▶ [Challenge] Retype every entry exactly, character for character.

▶ [Records for the exercise]
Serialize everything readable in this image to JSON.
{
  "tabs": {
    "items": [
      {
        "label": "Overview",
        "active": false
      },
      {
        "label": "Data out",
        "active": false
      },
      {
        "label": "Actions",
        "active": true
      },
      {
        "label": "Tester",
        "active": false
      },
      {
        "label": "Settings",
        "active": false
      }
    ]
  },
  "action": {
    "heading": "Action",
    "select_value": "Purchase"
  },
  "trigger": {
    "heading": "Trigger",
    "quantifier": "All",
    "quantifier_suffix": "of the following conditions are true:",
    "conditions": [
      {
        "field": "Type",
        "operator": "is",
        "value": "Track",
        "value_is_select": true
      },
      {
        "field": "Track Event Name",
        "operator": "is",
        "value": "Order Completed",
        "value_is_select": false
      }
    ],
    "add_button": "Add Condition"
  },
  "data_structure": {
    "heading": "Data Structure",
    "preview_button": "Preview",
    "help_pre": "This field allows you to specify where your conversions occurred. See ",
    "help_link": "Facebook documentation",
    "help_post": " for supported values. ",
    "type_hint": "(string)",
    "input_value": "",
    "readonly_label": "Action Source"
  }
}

▶ [Expected answer]
Serialize everything readable in this image to JSON.
{
  "tabs": {
    "items": [
      {
        "label": "Overview",
        "active": false
      },
      {
        "label": "Data out",
        "active": false
      },
      {
        "label": "Actions",
        "active": true
      },
      {
        "label": "Tester",
        "active": false
      },
      {
        "label": "Settings",
        "active": false
      }
    ]
  },
  "action": {
    "heading": "Action",
    "select_value": "Purchase"
  },
  "trigger": {
    "heading": "Trigger",
    "quantifier": "All",
    "quantifier_suffix": "of the following conditions are true:",
    "conditions": [
      {
        "field": "Type",
        "operator": "is",
        "value": "Track",
        "value_is_select": true
      },
      {
        "field": "Track Event Name",
        "operator": "is",
        "value": "Order Completed",
        "value_is_select": false
      }
    ],
    "add_button": "Add Condition"
  },
  "data_structure": {
    "heading": "Data Structure",
    "preview_button": "Preview",
    "help_pre": "This field allows you to specify where your conversions occurred. See ",
    "help_link": "Facebook documentation",
    "help_post": " for supported values. ",
    "type_hint": "(string)",
    "input_value": "",
    "readonly_label": "Action Source"
  }
}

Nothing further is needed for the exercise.